Task to carry out - What is the number of lines in these entries that contain "ItsMrCraft"? State it alone.

Items -
** START **
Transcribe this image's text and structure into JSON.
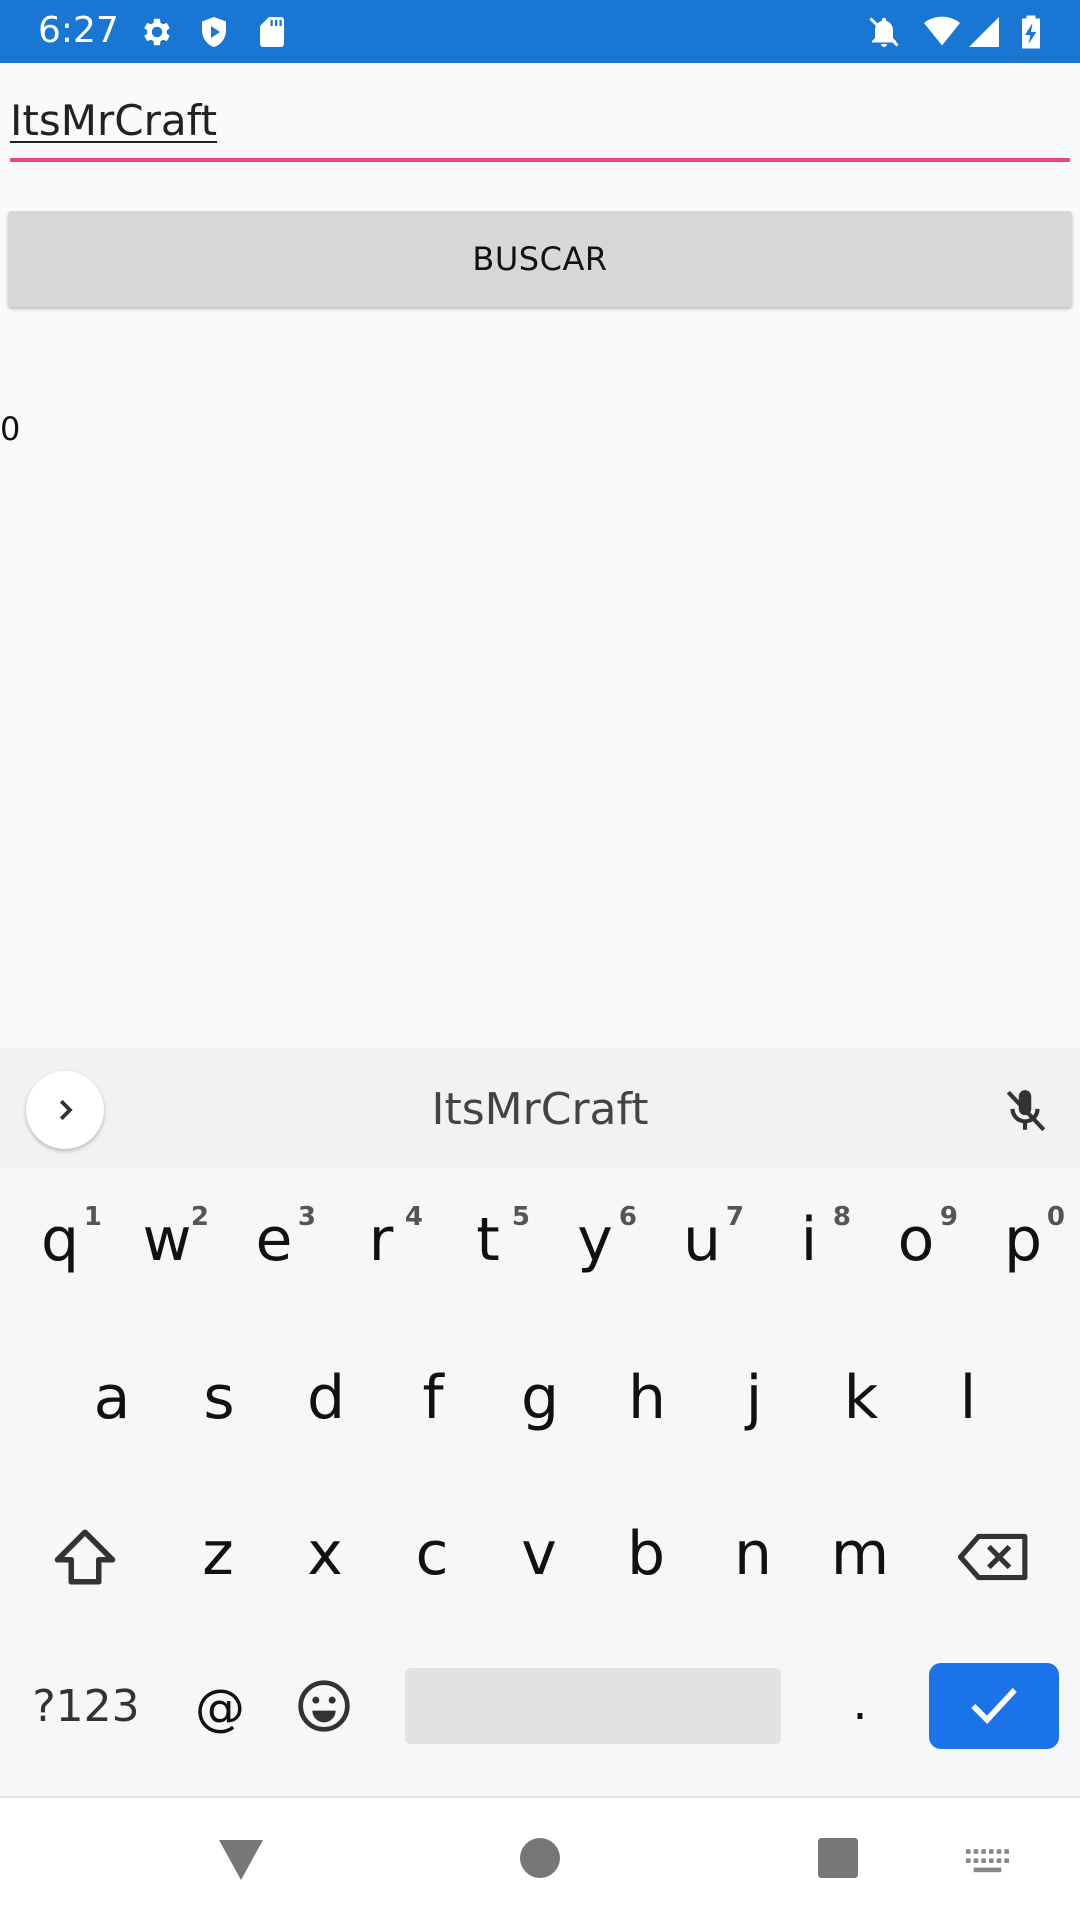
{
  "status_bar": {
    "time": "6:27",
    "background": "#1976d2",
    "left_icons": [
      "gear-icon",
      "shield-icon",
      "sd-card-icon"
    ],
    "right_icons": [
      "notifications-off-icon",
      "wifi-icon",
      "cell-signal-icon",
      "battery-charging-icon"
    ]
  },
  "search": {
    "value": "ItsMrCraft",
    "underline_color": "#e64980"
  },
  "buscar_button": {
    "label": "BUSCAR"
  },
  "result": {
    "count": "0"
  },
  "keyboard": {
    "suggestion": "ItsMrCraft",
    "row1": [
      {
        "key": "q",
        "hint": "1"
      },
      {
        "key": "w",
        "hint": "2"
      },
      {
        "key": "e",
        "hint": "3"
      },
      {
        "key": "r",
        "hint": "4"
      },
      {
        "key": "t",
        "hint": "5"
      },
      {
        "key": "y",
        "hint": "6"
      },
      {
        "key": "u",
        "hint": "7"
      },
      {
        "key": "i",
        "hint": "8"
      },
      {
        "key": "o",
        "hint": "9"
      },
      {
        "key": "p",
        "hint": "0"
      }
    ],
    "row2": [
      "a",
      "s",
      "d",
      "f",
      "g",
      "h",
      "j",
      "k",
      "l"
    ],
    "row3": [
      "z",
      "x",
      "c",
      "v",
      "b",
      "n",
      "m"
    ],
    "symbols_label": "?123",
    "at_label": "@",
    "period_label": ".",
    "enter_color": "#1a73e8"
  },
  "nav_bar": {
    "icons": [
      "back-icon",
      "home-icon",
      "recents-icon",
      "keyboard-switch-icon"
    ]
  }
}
** END **
Correct result - 2